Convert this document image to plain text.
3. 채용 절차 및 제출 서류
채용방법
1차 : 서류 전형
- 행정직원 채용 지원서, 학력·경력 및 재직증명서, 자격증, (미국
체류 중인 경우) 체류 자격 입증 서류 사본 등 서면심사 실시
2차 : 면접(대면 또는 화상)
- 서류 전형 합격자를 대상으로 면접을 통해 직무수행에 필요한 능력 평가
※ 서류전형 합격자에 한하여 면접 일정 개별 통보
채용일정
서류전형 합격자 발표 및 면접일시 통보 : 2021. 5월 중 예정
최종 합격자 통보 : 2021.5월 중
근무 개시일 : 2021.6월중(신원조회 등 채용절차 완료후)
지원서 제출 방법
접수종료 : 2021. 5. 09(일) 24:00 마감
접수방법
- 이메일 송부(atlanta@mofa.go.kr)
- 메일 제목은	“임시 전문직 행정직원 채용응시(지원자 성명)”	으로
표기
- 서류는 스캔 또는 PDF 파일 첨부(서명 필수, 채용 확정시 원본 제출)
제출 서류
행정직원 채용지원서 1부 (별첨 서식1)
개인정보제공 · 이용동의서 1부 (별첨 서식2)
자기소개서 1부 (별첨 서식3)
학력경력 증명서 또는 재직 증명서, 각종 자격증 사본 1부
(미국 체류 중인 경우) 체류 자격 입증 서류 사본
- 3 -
───
Challenge: Each line above must be printed exactly as it appears.

Correct result:
Convert this document image to plain text.
3. 채용 절차 및 제출 서류
채용방법
1차 : 서류 전형
- 행정직원 채용 지원서, 학력·경력 및 재직증명서, 자격증, (미국
체류 중인 경우) 체류 자격 입증 서류 사본 등 서면심사 실시
2차 : 면접(대면 또는 화상)
- 서류 전형 합격자를 대상으로 면접을 통해 직무수행에 필요한 능력 평가
※ 서류전형 합격자에 한하여 면접 일정 개별 통보
채용일정
서류전형 합격자 발표 및 면접일시 통보 : 2021. 5월 중 예정
최종 합격자 통보 : 2021.5월 중
근무 개시일 : 2021.6월중(신원조회 등 채용절차 완료후)
지원서 제출 방법
접수종료 : 2021. 5. 09(일) 24:00 마감
접수방법
- 이메일 송부(atlanta@mofa.go.kr)
- 메일 제목은	“임시 전문직 행정직원 채용응시(지원자 성명)”	으로
표기
- 서류는 스캔 또는 PDF 파일 첨부(서명 필수, 채용 확정시 원본 제출)
제출 서류
행정직원 채용지원서 1부 (별첨 서식1)
개인정보제공 · 이용동의서 1부 (별첨 서식2)
자기소개서 1부 (별첨 서식3)
학력경력 증명서 또는 재직 증명서, 각종 자격증 사본 1부
(미국 체류 중인 경우) 체류 자격 입증 서류 사본
- 3 -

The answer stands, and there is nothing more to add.